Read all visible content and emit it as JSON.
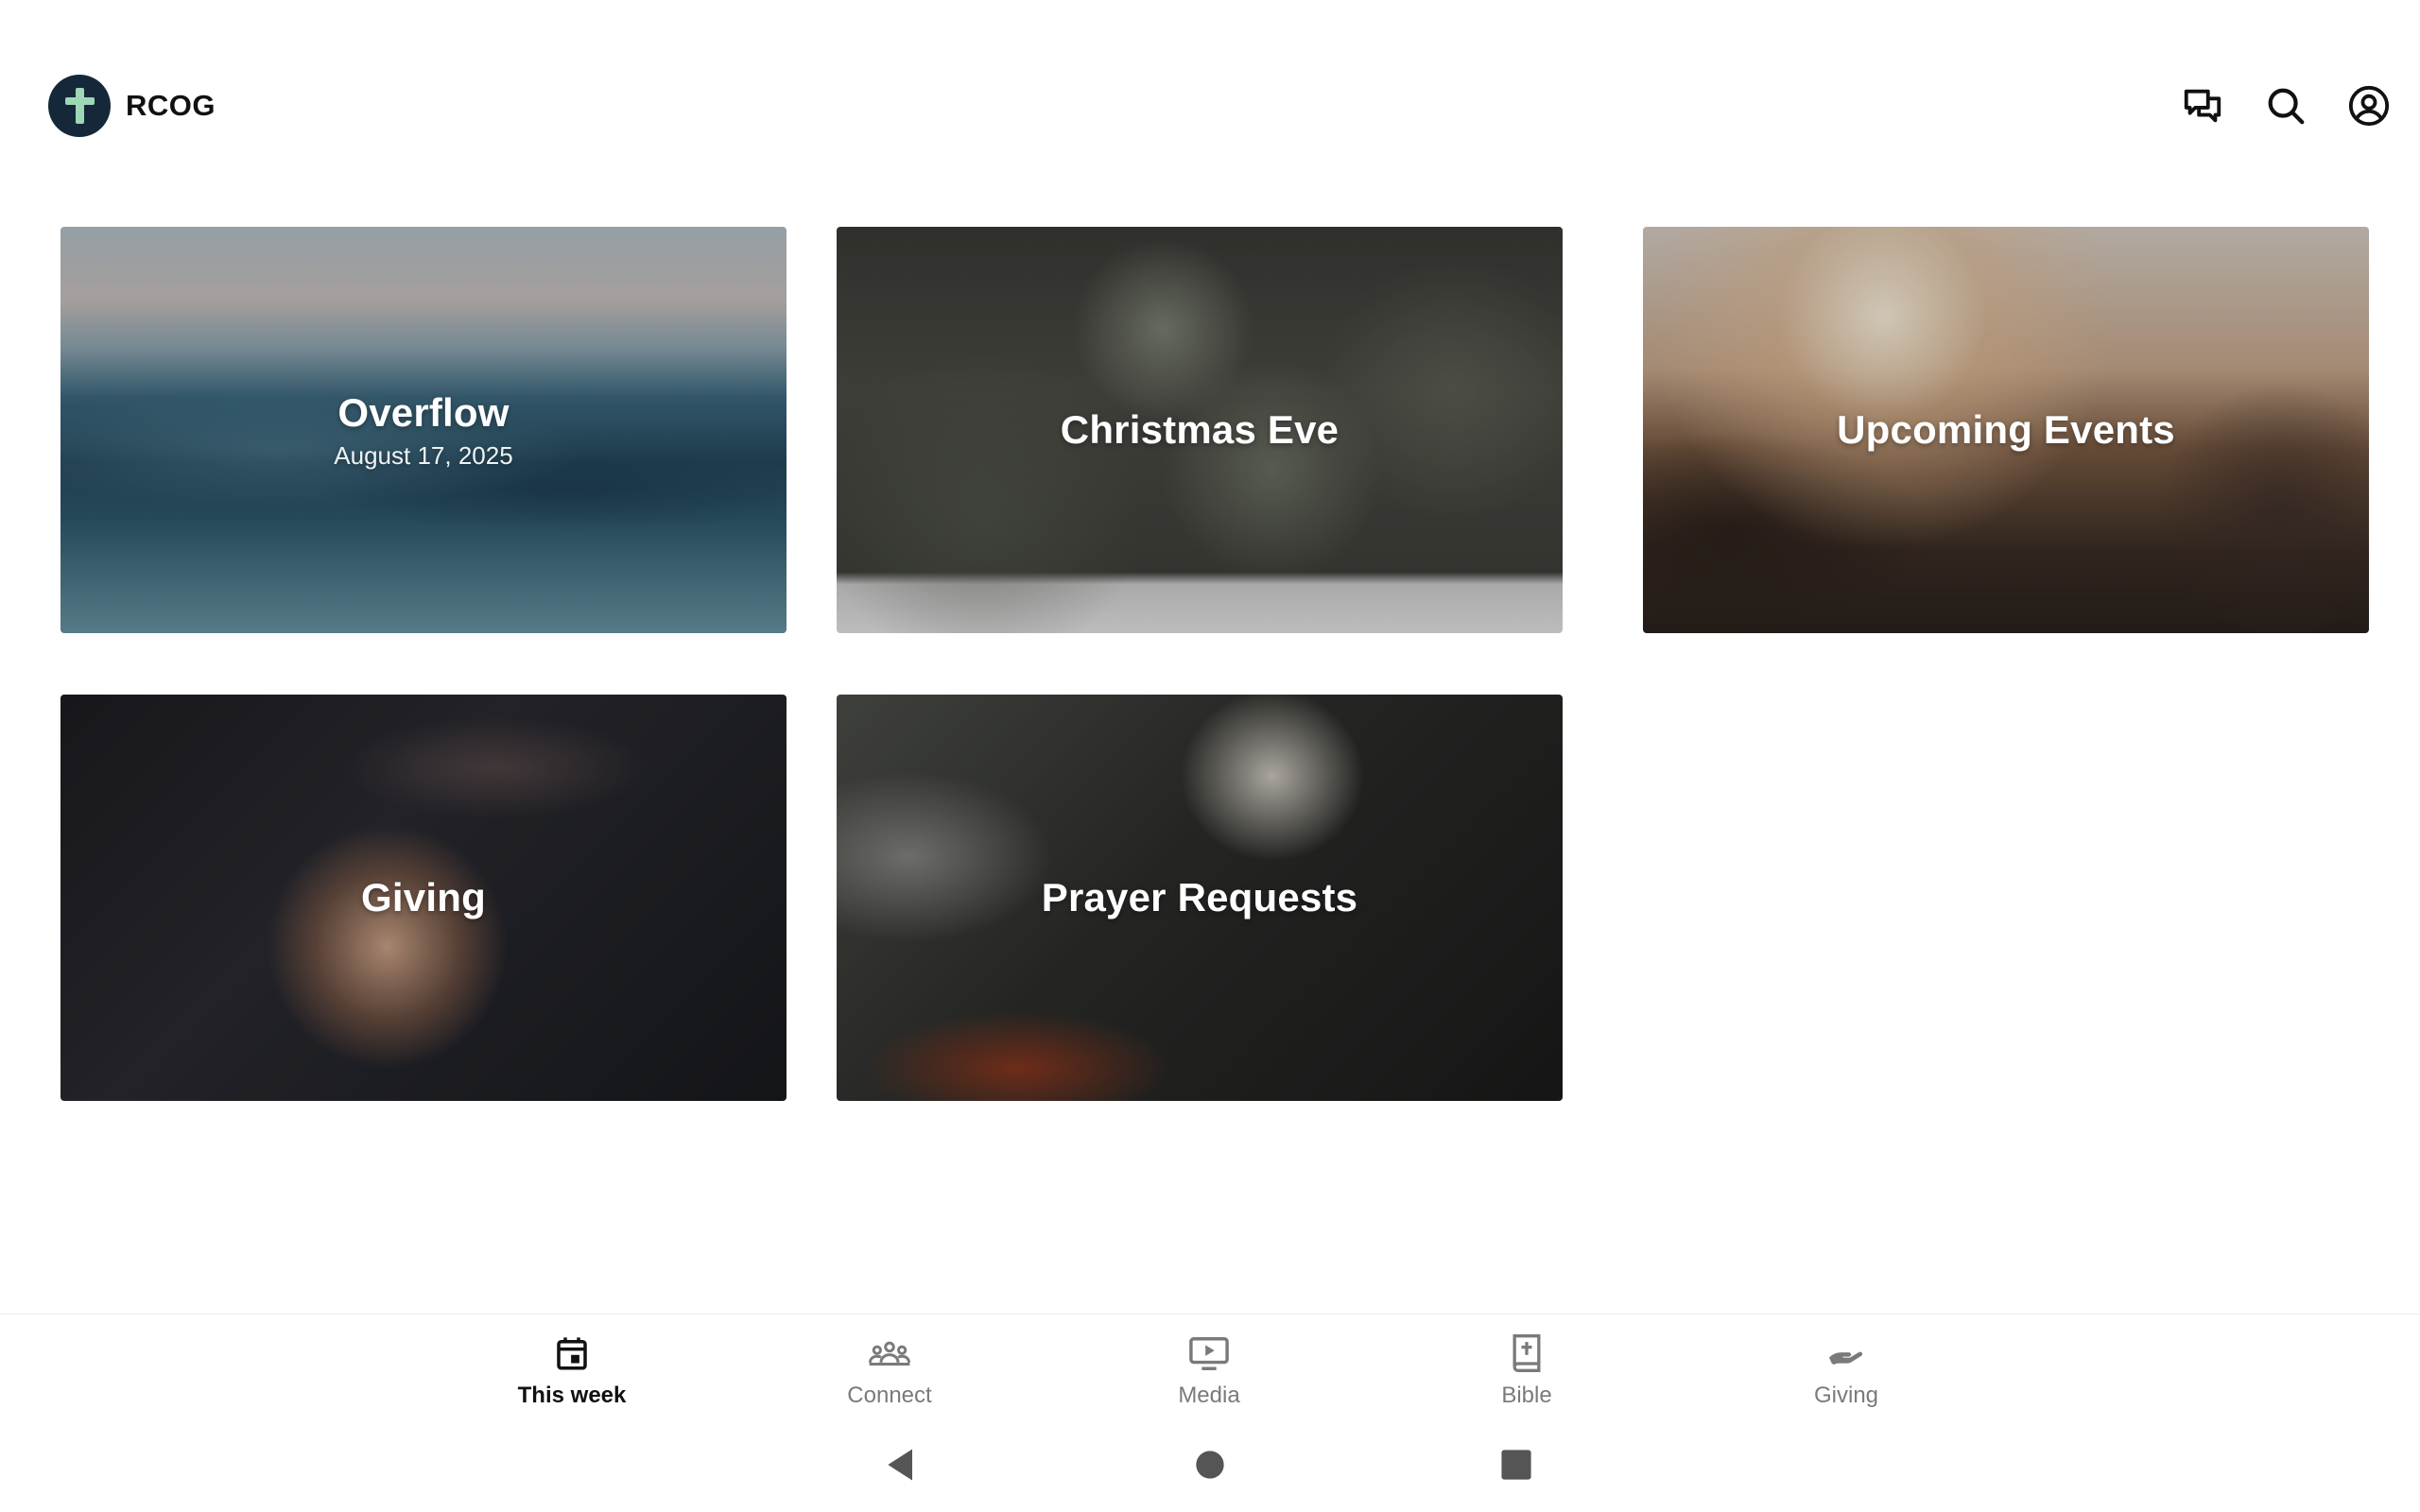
{
  "app": {
    "brand_name": "RCOG",
    "colors": {
      "logo_bg": "#14283a",
      "logo_cross": "#9ed7b5",
      "active_nav": "#111111",
      "inactive_nav": "#7a7a7a"
    }
  },
  "header": {
    "icons": [
      "chat-icon",
      "search-icon",
      "account-icon"
    ]
  },
  "cards": [
    {
      "title": "Overflow",
      "subtitle": "August 17, 2025"
    },
    {
      "title": "Christmas Eve",
      "subtitle": ""
    },
    {
      "title": "Upcoming Events",
      "subtitle": ""
    },
    {
      "title": "Giving",
      "subtitle": ""
    },
    {
      "title": "Prayer Requests",
      "subtitle": ""
    }
  ],
  "bottom_nav": {
    "items": [
      {
        "label": "This week",
        "icon": "calendar-icon",
        "active": true
      },
      {
        "label": "Connect",
        "icon": "people-icon",
        "active": false
      },
      {
        "label": "Media",
        "icon": "play-screen-icon",
        "active": false
      },
      {
        "label": "Bible",
        "icon": "bible-icon",
        "active": false
      },
      {
        "label": "Giving",
        "icon": "giving-hand-icon",
        "active": false
      }
    ]
  },
  "system_nav": {
    "buttons": [
      "back-icon",
      "home-icon",
      "recents-icon"
    ]
  }
}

....................

◆ **Problem to work on**
Find all lines where the word "label" appears. Copy them.

◆ **Solution**
        "label": "This week",
        "label": "Connect",
        "label": "Media",
        "label": "Bible",
        "label": "Giving",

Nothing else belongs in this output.